[begin DATA EXCERPTS]

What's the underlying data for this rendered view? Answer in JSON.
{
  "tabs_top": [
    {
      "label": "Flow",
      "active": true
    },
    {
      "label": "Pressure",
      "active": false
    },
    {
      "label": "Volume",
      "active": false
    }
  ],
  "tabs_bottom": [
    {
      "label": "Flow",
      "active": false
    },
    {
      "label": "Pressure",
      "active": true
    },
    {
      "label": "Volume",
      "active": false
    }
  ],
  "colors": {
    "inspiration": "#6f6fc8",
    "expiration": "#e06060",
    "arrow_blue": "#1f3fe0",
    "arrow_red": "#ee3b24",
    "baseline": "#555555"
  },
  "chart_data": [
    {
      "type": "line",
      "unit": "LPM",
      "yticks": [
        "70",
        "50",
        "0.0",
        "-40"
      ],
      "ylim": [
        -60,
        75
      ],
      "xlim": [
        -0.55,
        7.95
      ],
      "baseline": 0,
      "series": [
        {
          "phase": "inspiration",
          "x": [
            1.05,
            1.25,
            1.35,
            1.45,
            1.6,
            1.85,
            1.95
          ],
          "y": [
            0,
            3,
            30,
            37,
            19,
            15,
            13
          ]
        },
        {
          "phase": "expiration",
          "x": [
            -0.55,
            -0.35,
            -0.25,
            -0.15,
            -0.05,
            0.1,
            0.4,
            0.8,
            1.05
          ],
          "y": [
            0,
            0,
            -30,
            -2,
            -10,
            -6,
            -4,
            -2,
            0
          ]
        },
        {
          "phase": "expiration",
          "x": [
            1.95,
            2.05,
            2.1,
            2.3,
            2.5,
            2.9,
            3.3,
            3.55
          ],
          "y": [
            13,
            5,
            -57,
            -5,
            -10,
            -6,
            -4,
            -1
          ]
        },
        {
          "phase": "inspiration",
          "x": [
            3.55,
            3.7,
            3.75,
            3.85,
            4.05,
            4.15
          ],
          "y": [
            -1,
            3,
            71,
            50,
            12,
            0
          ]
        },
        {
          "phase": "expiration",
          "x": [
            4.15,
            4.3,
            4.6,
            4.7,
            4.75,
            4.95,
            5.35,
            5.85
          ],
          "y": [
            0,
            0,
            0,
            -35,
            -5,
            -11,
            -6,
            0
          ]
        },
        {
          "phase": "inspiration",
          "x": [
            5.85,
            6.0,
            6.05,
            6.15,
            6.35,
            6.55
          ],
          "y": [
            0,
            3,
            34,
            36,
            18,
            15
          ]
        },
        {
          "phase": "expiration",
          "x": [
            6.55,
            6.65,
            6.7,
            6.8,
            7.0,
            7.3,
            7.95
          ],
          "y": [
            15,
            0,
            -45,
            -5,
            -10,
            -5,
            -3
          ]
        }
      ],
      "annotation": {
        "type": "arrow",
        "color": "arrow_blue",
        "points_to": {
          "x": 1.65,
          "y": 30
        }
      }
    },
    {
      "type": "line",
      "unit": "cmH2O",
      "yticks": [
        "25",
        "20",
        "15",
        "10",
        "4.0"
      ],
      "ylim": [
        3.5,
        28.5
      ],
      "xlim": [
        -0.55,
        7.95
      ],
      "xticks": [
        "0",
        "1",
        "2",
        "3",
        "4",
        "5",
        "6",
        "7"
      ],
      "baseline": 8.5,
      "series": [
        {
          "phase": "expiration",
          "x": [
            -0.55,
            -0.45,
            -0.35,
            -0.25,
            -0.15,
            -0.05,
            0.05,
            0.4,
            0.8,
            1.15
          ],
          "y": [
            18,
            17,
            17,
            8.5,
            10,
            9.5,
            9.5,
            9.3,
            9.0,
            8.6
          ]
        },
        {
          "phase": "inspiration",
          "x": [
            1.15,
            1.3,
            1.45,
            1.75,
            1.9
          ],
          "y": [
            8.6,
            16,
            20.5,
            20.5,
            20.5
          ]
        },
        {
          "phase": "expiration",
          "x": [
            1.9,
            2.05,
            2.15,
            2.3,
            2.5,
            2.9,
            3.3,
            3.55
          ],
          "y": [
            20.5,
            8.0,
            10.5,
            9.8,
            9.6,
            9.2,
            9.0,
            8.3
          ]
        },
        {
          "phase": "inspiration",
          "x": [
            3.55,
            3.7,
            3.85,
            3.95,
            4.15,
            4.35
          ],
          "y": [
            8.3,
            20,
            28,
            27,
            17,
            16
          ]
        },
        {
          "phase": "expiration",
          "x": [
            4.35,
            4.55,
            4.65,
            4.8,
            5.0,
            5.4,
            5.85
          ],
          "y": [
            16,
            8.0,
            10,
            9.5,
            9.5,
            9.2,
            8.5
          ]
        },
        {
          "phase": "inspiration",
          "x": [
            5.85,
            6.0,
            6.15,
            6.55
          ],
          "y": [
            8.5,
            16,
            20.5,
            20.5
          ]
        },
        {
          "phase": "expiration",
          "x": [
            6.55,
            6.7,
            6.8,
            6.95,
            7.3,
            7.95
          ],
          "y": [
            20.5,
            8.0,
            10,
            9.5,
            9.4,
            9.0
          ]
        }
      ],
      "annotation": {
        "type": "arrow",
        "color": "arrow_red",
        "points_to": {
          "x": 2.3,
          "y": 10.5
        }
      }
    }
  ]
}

[end DATA EXCERPTS]

• **TO DO**
Give all of the entries again, word for word.

• **WRITTEN ANSWER**
What's the underlying data for this rendered view? Answer in JSON.
{
  "tabs_top": [
    {
      "label": "Flow",
      "active": true
    },
    {
      "label": "Pressure",
      "active": false
    },
    {
      "label": "Volume",
      "active": false
    }
  ],
  "tabs_bottom": [
    {
      "label": "Flow",
      "active": false
    },
    {
      "label": "Pressure",
      "active": true
    },
    {
      "label": "Volume",
      "active": false
    }
  ],
  "colors": {
    "inspiration": "#6f6fc8",
    "expiration": "#e06060",
    "arrow_blue": "#1f3fe0",
    "arrow_red": "#ee3b24",
    "baseline": "#555555"
  },
  "chart_data": [
    {
      "type": "line",
      "unit": "LPM",
      "yticks": [
        "70",
        "50",
        "0.0",
        "-40"
      ],
      "ylim": [
        -60,
        75
      ],
      "xlim": [
        -0.55,
        7.95
      ],
      "baseline": 0,
      "series": [
        {
          "phase": "inspiration",
          "x": [
            1.05,
            1.25,
            1.35,
            1.45,
            1.6,
            1.85,
            1.95
          ],
          "y": [
            0,
            3,
            30,
            37,
            19,
            15,
            13
          ]
        },
        {
          "phase": "expiration",
          "x": [
            -0.55,
            -0.35,
            -0.25,
            -0.15,
            -0.05,
            0.1,
            0.4,
            0.8,
            1.05
          ],
          "y": [
            0,
            0,
            -30,
            -2,
            -10,
            -6,
            -4,
            -2,
            0
          ]
        },
        {
          "phase": "expiration",
          "x": [
            1.95,
            2.05,
            2.1,
            2.3,
            2.5,
            2.9,
            3.3,
            3.55
          ],
          "y": [
            13,
            5,
            -57,
            -5,
            -10,
            -6,
            -4,
            -1
          ]
        },
        {
          "phase": "inspiration",
          "x": [
            3.55,
            3.7,
            3.75,
            3.85,
            4.05,
            4.15
          ],
          "y": [
            -1,
            3,
            71,
            50,
            12,
            0
          ]
        },
        {
          "phase": "expiration",
          "x": [
            4.15,
            4.3,
            4.6,
            4.7,
            4.75,
            4.95,
            5.35,
            5.85
          ],
          "y": [
            0,
            0,
            0,
            -35,
            -5,
            -11,
            -6,
            0
          ]
        },
        {
          "phase": "inspiration",
          "x": [
            5.85,
            6.0,
            6.05,
            6.15,
            6.35,
            6.55
          ],
          "y": [
            0,
            3,
            34,
            36,
            18,
            15
          ]
        },
        {
          "phase": "expiration",
          "x": [
            6.55,
            6.65,
            6.7,
            6.8,
            7.0,
            7.3,
            7.95
          ],
          "y": [
            15,
            0,
            -45,
            -5,
            -10,
            -5,
            -3
          ]
        }
      ],
      "annotation": {
        "type": "arrow",
        "color": "arrow_blue",
        "points_to": {
          "x": 1.65,
          "y": 30
        }
      }
    },
    {
      "type": "line",
      "unit": "cmH2O",
      "yticks": [
        "25",
        "20",
        "15",
        "10",
        "4.0"
      ],
      "ylim": [
        3.5,
        28.5
      ],
      "xlim": [
        -0.55,
        7.95
      ],
      "xticks": [
        "0",
        "1",
        "2",
        "3",
        "4",
        "5",
        "6",
        "7"
      ],
      "baseline": 8.5,
      "series": [
        {
          "phase": "expiration",
          "x": [
            -0.55,
            -0.45,
            -0.35,
            -0.25,
            -0.15,
            -0.05,
            0.05,
            0.4,
            0.8,
            1.15
          ],
          "y": [
            18,
            17,
            17,
            8.5,
            10,
            9.5,
            9.5,
            9.3,
            9.0,
            8.6
          ]
        },
        {
          "phase": "inspiration",
          "x": [
            1.15,
            1.3,
            1.45,
            1.75,
            1.9
          ],
          "y": [
            8.6,
            16,
            20.5,
            20.5,
            20.5
          ]
        },
        {
          "phase": "expiration",
          "x": [
            1.9,
            2.05,
            2.15,
            2.3,
            2.5,
            2.9,
            3.3,
            3.55
          ],
          "y": [
            20.5,
            8.0,
            10.5,
            9.8,
            9.6,
            9.2,
            9.0,
            8.3
          ]
        },
        {
          "phase": "inspiration",
          "x": [
            3.55,
            3.7,
            3.85,
            3.95,
            4.15,
            4.35
          ],
          "y": [
            8.3,
            20,
            28,
            27,
            17,
            16
          ]
        },
        {
          "phase": "expiration",
          "x": [
            4.35,
            4.55,
            4.65,
            4.8,
            5.0,
            5.4,
            5.85
          ],
          "y": [
            16,
            8.0,
            10,
            9.5,
            9.5,
            9.2,
            8.5
          ]
        },
        {
          "phase": "inspiration",
          "x": [
            5.85,
            6.0,
            6.15,
            6.55
          ],
          "y": [
            8.5,
            16,
            20.5,
            20.5
          ]
        },
        {
          "phase": "expiration",
          "x": [
            6.55,
            6.7,
            6.8,
            6.95,
            7.3,
            7.95
          ],
          "y": [
            20.5,
            8.0,
            10,
            9.5,
            9.4,
            9.0
          ]
        }
      ],
      "annotation": {
        "type": "arrow",
        "color": "arrow_red",
        "points_to": {
          "x": 2.3,
          "y": 10.5
        }
      }
    }
  ]
}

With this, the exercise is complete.